**Brief**
Copy the items below, swapping each occurrence of "slice-label" for "pie-label" and leaving everything else as it is.

**Data for this task**
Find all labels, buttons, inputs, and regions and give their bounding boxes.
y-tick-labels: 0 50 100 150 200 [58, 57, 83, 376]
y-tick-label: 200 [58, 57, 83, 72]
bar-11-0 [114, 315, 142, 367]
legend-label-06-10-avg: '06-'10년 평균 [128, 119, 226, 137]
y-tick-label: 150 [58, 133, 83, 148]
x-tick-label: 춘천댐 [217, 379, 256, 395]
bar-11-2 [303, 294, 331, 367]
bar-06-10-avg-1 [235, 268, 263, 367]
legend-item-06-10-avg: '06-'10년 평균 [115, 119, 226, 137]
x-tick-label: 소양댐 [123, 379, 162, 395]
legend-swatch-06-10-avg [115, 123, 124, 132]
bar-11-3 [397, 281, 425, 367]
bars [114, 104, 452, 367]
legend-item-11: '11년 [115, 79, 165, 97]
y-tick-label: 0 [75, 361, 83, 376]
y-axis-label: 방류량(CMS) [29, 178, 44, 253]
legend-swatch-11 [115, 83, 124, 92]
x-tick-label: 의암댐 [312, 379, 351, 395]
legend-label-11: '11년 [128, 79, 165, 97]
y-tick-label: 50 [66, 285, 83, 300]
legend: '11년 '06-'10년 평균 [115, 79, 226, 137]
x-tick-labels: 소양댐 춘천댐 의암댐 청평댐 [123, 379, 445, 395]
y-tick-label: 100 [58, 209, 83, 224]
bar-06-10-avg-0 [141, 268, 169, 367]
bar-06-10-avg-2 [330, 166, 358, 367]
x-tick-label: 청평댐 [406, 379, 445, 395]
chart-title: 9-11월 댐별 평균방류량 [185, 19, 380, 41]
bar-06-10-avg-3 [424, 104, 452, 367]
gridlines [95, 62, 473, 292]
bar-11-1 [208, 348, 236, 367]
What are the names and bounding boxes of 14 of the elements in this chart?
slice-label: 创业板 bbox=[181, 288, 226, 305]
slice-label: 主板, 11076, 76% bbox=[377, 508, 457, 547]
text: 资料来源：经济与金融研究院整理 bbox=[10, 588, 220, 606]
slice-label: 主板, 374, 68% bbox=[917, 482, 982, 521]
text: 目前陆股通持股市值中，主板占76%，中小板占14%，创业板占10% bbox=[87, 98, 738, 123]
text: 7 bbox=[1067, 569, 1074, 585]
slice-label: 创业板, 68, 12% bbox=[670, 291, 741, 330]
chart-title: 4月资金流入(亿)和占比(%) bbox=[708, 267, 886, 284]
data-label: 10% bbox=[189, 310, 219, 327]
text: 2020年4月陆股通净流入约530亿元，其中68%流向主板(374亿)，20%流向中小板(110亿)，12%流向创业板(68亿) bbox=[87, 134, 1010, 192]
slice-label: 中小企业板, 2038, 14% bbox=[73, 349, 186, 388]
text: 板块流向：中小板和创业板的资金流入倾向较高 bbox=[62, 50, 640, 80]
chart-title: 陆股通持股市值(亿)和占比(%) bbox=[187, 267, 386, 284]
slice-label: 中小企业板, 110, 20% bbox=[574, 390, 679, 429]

**Full response**
Find all labels, buttons, inputs, and regions and give their bounding boxes.
y-tick-labels: 0 50 100 150 200 [58, 57, 83, 376]
y-tick-label: 200 [58, 57, 83, 72]
bar-11-0 [114, 315, 142, 367]
legend-label-06-10-avg: '06-'10년 평균 [128, 119, 226, 137]
y-tick-label: 150 [58, 133, 83, 148]
x-tick-label: 춘천댐 [217, 379, 256, 395]
bar-11-2 [303, 294, 331, 367]
bar-06-10-avg-1 [235, 268, 263, 367]
legend-item-06-10-avg: '06-'10년 평균 [115, 119, 226, 137]
x-tick-label: 소양댐 [123, 379, 162, 395]
legend-swatch-06-10-avg [115, 123, 124, 132]
bar-11-3 [397, 281, 425, 367]
bars [114, 104, 452, 367]
legend-item-11: '11년 [115, 79, 165, 97]
y-tick-label: 0 [75, 361, 83, 376]
y-axis-label: 방류량(CMS) [29, 178, 44, 253]
legend-swatch-11 [115, 83, 124, 92]
x-tick-label: 의암댐 [312, 379, 351, 395]
legend-label-11: '11년 [128, 79, 165, 97]
y-tick-label: 50 [66, 285, 83, 300]
legend: '11년 '06-'10년 평균 [115, 79, 226, 137]
x-tick-labels: 소양댐 춘천댐 의암댐 청평댐 [123, 379, 445, 395]
y-tick-label: 100 [58, 209, 83, 224]
bar-06-10-avg-0 [141, 268, 169, 367]
bar-06-10-avg-2 [330, 166, 358, 367]
x-tick-label: 청평댐 [406, 379, 445, 395]
chart-title: 9-11월 댐별 평균방류량 [185, 19, 380, 41]
bar-06-10-avg-3 [424, 104, 452, 367]
gridlines [95, 62, 473, 292]
bar-11-1 [208, 348, 236, 367]
What are the names and bounding boxes of 14 of the elements in this chart?
pie-label: 创业板 bbox=[181, 288, 226, 305]
pie-label: 主板, 11076, 76% bbox=[377, 508, 457, 547]
text: 资料来源：经济与金融研究院整理 bbox=[10, 588, 220, 606]
pie-label: 主板, 374, 68% bbox=[917, 482, 982, 521]
text: 目前陆股通持股市值中，主板占76%，中小板占14%，创业板占10% bbox=[87, 98, 738, 123]
text: 7 bbox=[1067, 569, 1074, 585]
pie-label: 创业板, 68, 12% bbox=[670, 291, 741, 330]
chart-title: 4月资金流入(亿)和占比(%) bbox=[708, 267, 886, 284]
data-label: 10% bbox=[189, 310, 219, 327]
text: 2020年4月陆股通净流入约530亿元，其中68%流向主板(374亿)，20%流向中小板(110亿)，12%流向创业板(68亿) bbox=[87, 134, 1010, 192]
pie-label: 中小企业板, 2038, 14% bbox=[73, 349, 186, 388]
text: 板块流向：中小板和创业板的资金流入倾向较高 bbox=[62, 50, 640, 80]
chart-title: 陆股通持股市值(亿)和占比(%) bbox=[187, 267, 386, 284]
pie-label: 中小企业板, 110, 20% bbox=[574, 390, 679, 429]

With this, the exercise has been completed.